## begin Material for this task

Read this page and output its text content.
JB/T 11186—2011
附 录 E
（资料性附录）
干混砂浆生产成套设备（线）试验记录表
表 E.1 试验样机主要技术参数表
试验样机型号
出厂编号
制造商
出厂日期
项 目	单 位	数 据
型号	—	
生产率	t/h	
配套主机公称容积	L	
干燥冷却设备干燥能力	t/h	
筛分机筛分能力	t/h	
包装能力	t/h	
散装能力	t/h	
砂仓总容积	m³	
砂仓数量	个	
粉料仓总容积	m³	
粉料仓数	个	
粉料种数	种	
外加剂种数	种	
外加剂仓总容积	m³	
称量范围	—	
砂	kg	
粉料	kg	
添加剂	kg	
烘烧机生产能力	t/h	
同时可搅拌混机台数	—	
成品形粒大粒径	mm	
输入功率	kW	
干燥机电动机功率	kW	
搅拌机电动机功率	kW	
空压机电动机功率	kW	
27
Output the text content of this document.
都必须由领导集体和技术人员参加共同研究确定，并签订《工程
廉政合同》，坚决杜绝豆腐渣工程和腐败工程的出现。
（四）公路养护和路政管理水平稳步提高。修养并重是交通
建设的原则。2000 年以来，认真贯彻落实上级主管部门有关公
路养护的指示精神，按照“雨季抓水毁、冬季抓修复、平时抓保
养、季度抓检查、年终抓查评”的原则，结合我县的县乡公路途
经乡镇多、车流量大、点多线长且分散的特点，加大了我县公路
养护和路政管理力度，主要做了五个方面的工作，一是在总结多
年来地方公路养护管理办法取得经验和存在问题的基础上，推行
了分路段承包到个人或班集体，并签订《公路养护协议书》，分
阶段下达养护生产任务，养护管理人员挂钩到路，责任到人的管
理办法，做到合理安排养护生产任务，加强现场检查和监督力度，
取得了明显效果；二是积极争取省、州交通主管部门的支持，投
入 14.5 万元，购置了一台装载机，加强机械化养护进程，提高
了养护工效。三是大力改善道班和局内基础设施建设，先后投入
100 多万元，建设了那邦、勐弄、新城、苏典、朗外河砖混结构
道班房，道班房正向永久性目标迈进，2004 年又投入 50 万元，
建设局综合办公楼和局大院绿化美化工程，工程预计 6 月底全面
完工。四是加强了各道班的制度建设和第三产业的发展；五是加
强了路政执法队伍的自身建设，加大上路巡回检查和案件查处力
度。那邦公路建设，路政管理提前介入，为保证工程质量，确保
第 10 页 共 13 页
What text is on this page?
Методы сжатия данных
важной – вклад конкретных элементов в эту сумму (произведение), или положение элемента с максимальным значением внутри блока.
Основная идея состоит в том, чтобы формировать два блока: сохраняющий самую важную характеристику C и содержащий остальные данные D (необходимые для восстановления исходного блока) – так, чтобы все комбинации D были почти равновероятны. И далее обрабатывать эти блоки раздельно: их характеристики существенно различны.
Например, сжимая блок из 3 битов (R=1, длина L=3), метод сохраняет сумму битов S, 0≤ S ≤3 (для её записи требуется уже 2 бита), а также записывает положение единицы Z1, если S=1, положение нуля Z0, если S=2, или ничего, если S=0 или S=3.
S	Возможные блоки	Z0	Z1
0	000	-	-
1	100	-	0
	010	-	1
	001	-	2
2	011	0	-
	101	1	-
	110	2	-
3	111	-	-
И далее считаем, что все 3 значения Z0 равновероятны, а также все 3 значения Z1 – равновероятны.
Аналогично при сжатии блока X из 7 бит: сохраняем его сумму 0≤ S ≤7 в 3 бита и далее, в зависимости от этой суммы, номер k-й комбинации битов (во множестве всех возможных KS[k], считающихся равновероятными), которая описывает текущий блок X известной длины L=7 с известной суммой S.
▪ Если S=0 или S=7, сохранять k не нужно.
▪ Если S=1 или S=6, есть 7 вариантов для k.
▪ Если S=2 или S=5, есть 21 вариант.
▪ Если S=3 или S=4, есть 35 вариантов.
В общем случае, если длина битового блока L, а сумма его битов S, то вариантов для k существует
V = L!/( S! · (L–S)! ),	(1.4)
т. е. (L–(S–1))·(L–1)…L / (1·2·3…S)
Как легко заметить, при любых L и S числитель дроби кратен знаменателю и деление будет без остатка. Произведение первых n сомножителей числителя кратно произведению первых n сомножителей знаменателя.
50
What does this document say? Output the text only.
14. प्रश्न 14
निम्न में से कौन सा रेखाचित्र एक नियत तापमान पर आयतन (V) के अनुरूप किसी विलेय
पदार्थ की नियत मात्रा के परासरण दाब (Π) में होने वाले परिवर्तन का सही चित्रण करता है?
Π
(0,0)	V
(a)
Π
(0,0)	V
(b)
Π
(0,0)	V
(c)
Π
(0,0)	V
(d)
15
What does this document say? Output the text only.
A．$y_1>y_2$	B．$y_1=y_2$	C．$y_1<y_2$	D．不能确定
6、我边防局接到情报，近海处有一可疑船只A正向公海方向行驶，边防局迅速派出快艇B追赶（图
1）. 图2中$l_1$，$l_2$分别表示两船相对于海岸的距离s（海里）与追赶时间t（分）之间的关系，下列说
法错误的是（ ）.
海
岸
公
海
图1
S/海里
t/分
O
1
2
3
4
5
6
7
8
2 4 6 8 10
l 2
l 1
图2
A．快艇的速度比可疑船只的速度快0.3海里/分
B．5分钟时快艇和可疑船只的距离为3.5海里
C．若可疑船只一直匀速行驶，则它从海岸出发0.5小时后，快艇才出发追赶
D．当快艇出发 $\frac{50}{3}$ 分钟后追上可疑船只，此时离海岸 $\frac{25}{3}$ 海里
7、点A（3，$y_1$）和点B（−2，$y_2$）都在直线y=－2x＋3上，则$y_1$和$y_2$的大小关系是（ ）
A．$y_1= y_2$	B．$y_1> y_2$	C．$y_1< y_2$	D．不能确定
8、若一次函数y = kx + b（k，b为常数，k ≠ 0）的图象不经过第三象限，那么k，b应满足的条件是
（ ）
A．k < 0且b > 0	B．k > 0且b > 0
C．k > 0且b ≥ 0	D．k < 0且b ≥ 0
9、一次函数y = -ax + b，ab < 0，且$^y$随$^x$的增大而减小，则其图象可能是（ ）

## end Material for this task

__Request__.
Output each entry precisely as given.

__Completed task__.
Read this page and output its text content.
JB/T 11186—2011
附 录 E
（资料性附录）
干混砂浆生产成套设备（线）试验记录表
表 E.1 试验样机主要技术参数表
试验样机型号
出厂编号
制造商
出厂日期
项 目	单 位	数 据
型号	—	
生产率	t/h	
配套主机公称容积	L	
干燥冷却设备干燥能力	t/h	
筛分机筛分能力	t/h	
包装能力	t/h	
散装能力	t/h	
砂仓总容积	m³	
砂仓数量	个	
粉料仓总容积	m³	
粉料仓数	个	
粉料种数	种	
外加剂种数	种	
外加剂仓总容积	m³	
称量范围	—	
砂	kg	
粉料	kg	
添加剂	kg	
烘烧机生产能力	t/h	
同时可搅拌混机台数	—	
成品形粒大粒径	mm	
输入功率	kW	
干燥机电动机功率	kW	
搅拌机电动机功率	kW	
空压机电动机功率	kW	
27
Output the text content of this document.
都必须由领导集体和技术人员参加共同研究确定，并签订《工程
廉政合同》，坚决杜绝豆腐渣工程和腐败工程的出现。
（四）公路养护和路政管理水平稳步提高。修养并重是交通
建设的原则。2000 年以来，认真贯彻落实上级主管部门有关公
路养护的指示精神，按照“雨季抓水毁、冬季抓修复、平时抓保
养、季度抓检查、年终抓查评”的原则，结合我县的县乡公路途
经乡镇多、车流量大、点多线长且分散的特点，加大了我县公路
养护和路政管理力度，主要做了五个方面的工作，一是在总结多
年来地方公路养护管理办法取得经验和存在问题的基础上，推行
了分路段承包到个人或班集体，并签订《公路养护协议书》，分
阶段下达养护生产任务，养护管理人员挂钩到路，责任到人的管
理办法，做到合理安排养护生产任务，加强现场检查和监督力度，
取得了明显效果；二是积极争取省、州交通主管部门的支持，投
入 14.5 万元，购置了一台装载机，加强机械化养护进程，提高
了养护工效。三是大力改善道班和局内基础设施建设，先后投入
100 多万元，建设了那邦、勐弄、新城、苏典、朗外河砖混结构
道班房，道班房正向永久性目标迈进，2004 年又投入 50 万元，
建设局综合办公楼和局大院绿化美化工程，工程预计 6 月底全面
完工。四是加强了各道班的制度建设和第三产业的发展；五是加
强了路政执法队伍的自身建设，加大上路巡回检查和案件查处力
度。那邦公路建设，路政管理提前介入，为保证工程质量，确保
第 10 页 共 13 页
What text is on this page?
Методы сжатия данных
важной – вклад конкретных элементов в эту сумму (произведение), или положение элемента с максимальным значением внутри блока.
Основная идея состоит в том, чтобы формировать два блока: сохраняющий самую важную характеристику C и содержащий остальные данные D (необходимые для восстановления исходного блока) – так, чтобы все комбинации D были почти равновероятны. И далее обрабатывать эти блоки раздельно: их характеристики существенно различны.
Например, сжимая блок из 3 битов (R=1, длина L=3), метод сохраняет сумму битов S, 0≤ S ≤3 (для её записи требуется уже 2 бита), а также записывает положение единицы Z1, если S=1, положение нуля Z0, если S=2, или ничего, если S=0 или S=3.
S	Возможные блоки	Z0	Z1
0	000	-	-
1	100	-	0
	010	-	1
	001	-	2
2	011	0	-
	101	1	-
	110	2	-
3	111	-	-
И далее считаем, что все 3 значения Z0 равновероятны, а также все 3 значения Z1 – равновероятны.
Аналогично при сжатии блока X из 7 бит: сохраняем его сумму 0≤ S ≤7 в 3 бита и далее, в зависимости от этой суммы, номер k-й комбинации битов (во множестве всех возможных KS[k], считающихся равновероятными), которая описывает текущий блок X известной длины L=7 с известной суммой S.
▪ Если S=0 или S=7, сохранять k не нужно.
▪ Если S=1 или S=6, есть 7 вариантов для k.
▪ Если S=2 или S=5, есть 21 вариант.
▪ Если S=3 или S=4, есть 35 вариантов.
В общем случае, если длина битового блока L, а сумма его битов S, то вариантов для k существует
V = L!/( S! · (L–S)! ),	(1.4)
т. е. (L–(S–1))·(L–1)…L / (1·2·3…S)
Как легко заметить, при любых L и S числитель дроби кратен знаменателю и деление будет без остатка. Произведение первых n сомножителей числителя кратно произведению первых n сомножителей знаменателя.
50
What does this document say? Output the text only.
14. प्रश्न 14
निम्न में से कौन सा रेखाचित्र एक नियत तापमान पर आयतन (V) के अनुरूप किसी विलेय
पदार्थ की नियत मात्रा के परासरण दाब (Π) में होने वाले परिवर्तन का सही चित्रण करता है?
Π
(0,0)	V
(a)
Π
(0,0)	V
(b)
Π
(0,0)	V
(c)
Π
(0,0)	V
(d)
15
What does this document say? Output the text only.
A．$y_1>y_2$	B．$y_1=y_2$	C．$y_1<y_2$	D．不能确定
6、我边防局接到情报，近海处有一可疑船只A正向公海方向行驶，边防局迅速派出快艇B追赶（图
1）. 图2中$l_1$，$l_2$分别表示两船相对于海岸的距离s（海里）与追赶时间t（分）之间的关系，下列说
法错误的是（ ）.
海
岸
公
海
图1
S/海里
t/分
O
1
2
3
4
5
6
7
8
2 4 6 8 10
l 2
l 1
图2
A．快艇的速度比可疑船只的速度快0.3海里/分
B．5分钟时快艇和可疑船只的距离为3.5海里
C．若可疑船只一直匀速行驶，则它从海岸出发0.5小时后，快艇才出发追赶
D．当快艇出发 $\frac{50}{3}$ 分钟后追上可疑船只，此时离海岸 $\frac{25}{3}$ 海里
7、点A（3，$y_1$）和点B（−2，$y_2$）都在直线y=－2x＋3上，则$y_1$和$y_2$的大小关系是（ ）
A．$y_1= y_2$	B．$y_1> y_2$	C．$y_1< y_2$	D．不能确定
8、若一次函数y = kx + b（k，b为常数，k ≠ 0）的图象不经过第三象限，那么k，b应满足的条件是
（ ）
A．k < 0且b > 0	B．k > 0且b > 0
C．k > 0且b ≥ 0	D．k < 0且b ≥ 0
9、一次函数y = -ax + b，ab < 0，且$^y$随$^x$的增大而减小，则其图象可能是（ ）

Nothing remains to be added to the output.